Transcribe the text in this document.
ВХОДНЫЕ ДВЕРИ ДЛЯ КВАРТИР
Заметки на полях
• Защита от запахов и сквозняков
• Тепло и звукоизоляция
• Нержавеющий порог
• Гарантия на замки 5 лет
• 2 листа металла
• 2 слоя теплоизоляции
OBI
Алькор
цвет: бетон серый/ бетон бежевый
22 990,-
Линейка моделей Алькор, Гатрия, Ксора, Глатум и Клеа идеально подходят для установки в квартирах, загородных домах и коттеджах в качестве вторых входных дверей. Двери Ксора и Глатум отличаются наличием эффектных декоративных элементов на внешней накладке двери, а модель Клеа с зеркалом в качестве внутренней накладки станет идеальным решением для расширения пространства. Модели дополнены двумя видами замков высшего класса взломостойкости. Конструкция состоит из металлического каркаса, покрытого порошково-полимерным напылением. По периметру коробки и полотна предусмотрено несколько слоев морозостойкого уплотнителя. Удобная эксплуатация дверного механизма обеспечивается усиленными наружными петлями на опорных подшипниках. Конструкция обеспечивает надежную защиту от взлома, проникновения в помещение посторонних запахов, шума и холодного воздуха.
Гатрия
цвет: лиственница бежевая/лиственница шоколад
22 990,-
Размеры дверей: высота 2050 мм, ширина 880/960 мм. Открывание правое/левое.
· · · ·
Transcribe every line of the data, exactly as it stands.

Transcribe the text in this document.
ВХОДНЫЕ ДВЕРИ ДЛЯ КВАРТИР
Заметки на полях
• Защита от запахов и сквозняков
• Тепло и звукоизоляция
• Нержавеющий порог
• Гарантия на замки 5 лет
• 2 листа металла
• 2 слоя теплоизоляции
OBI
Алькор
цвет: бетон серый/ бетон бежевый
22 990,-
Линейка моделей Алькор, Гатрия, Ксора, Глатум и Клеа идеально подходят для установки в квартирах, загородных домах и коттеджах в качестве вторых входных дверей. Двери Ксора и Глатум отличаются наличием эффектных декоративных элементов на внешней накладке двери, а модель Клеа с зеркалом в качестве внутренней накладки станет идеальным решением для расширения пространства. Модели дополнены двумя видами замков высшего класса взломостойкости. Конструкция состоит из металлического каркаса, покрытого порошково-полимерным напылением. По периметру коробки и полотна предусмотрено несколько слоев морозостойкого уплотнителя. Удобная эксплуатация дверного механизма обеспечивается усиленными наружными петлями на опорных подшипниках. Конструкция обеспечивает надежную защиту от взлома, проникновения в помещение посторонних запахов, шума и холодного воздуха.
Гатрия
цвет: лиственница бежевая/лиственница шоколад
22 990,-
Размеры дверей: высота 2050 мм, ширина 880/960 мм. Открывание правое/левое.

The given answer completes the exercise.